(Records)
-=-=-

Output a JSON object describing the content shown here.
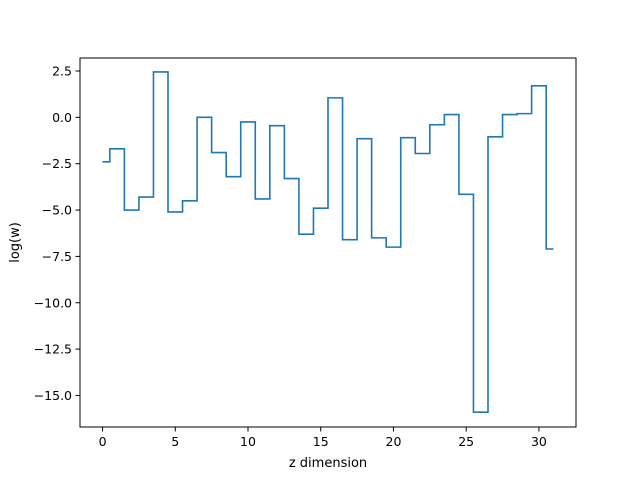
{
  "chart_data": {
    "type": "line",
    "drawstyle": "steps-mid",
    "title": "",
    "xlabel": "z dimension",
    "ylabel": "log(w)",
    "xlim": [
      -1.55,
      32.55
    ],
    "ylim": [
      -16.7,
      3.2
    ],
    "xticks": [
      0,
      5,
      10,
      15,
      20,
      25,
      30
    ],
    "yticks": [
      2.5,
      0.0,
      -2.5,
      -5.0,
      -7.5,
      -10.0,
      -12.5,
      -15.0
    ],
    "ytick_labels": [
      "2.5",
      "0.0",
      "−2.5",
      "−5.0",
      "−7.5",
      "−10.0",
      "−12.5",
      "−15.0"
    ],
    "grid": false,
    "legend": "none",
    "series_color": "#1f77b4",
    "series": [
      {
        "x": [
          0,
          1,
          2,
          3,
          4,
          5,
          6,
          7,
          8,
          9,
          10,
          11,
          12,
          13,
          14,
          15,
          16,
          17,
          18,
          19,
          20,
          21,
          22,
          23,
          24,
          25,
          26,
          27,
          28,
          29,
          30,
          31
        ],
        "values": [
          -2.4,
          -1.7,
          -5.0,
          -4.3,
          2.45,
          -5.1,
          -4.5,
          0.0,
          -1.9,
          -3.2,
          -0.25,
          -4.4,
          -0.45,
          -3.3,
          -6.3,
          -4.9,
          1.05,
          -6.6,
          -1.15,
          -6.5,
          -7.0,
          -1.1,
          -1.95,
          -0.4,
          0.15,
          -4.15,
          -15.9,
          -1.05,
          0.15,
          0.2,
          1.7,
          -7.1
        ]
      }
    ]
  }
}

-=-=-

** GOAL OF THE EXERCISE **
Return all the entries word for word, but omit any pictures they contain.

** RESPONSE TO THIS TASK **
Output a JSON object describing the content shown here.
{
  "chart_data": {
    "type": "line",
    "drawstyle": "steps-mid",
    "title": "",
    "xlabel": "z dimension",
    "ylabel": "log(w)",
    "xlim": [
      -1.55,
      32.55
    ],
    "ylim": [
      -16.7,
      3.2
    ],
    "xticks": [
      0,
      5,
      10,
      15,
      20,
      25,
      30
    ],
    "yticks": [
      2.5,
      0.0,
      -2.5,
      -5.0,
      -7.5,
      -10.0,
      -12.5,
      -15.0
    ],
    "ytick_labels": [
      "2.5",
      "0.0",
      "−2.5",
      "−5.0",
      "−7.5",
      "−10.0",
      "−12.5",
      "−15.0"
    ],
    "grid": false,
    "legend": "none",
    "series_color": "#1f77b4",
    "series": [
      {
        "x": [
          0,
          1,
          2,
          3,
          4,
          5,
          6,
          7,
          8,
          9,
          10,
          11,
          12,
          13,
          14,
          15,
          16,
          17,
          18,
          19,
          20,
          21,
          22,
          23,
          24,
          25,
          26,
          27,
          28,
          29,
          30,
          31
        ],
        "values": [
          -2.4,
          -1.7,
          -5.0,
          -4.3,
          2.45,
          -5.1,
          -4.5,
          0.0,
          -1.9,
          -3.2,
          -0.25,
          -4.4,
          -0.45,
          -3.3,
          -6.3,
          -4.9,
          1.05,
          -6.6,
          -1.15,
          -6.5,
          -7.0,
          -1.1,
          -1.95,
          -0.4,
          0.15,
          -4.15,
          -15.9,
          -1.05,
          0.15,
          0.2,
          1.7,
          -7.1
        ]
      }
    ]
  }
}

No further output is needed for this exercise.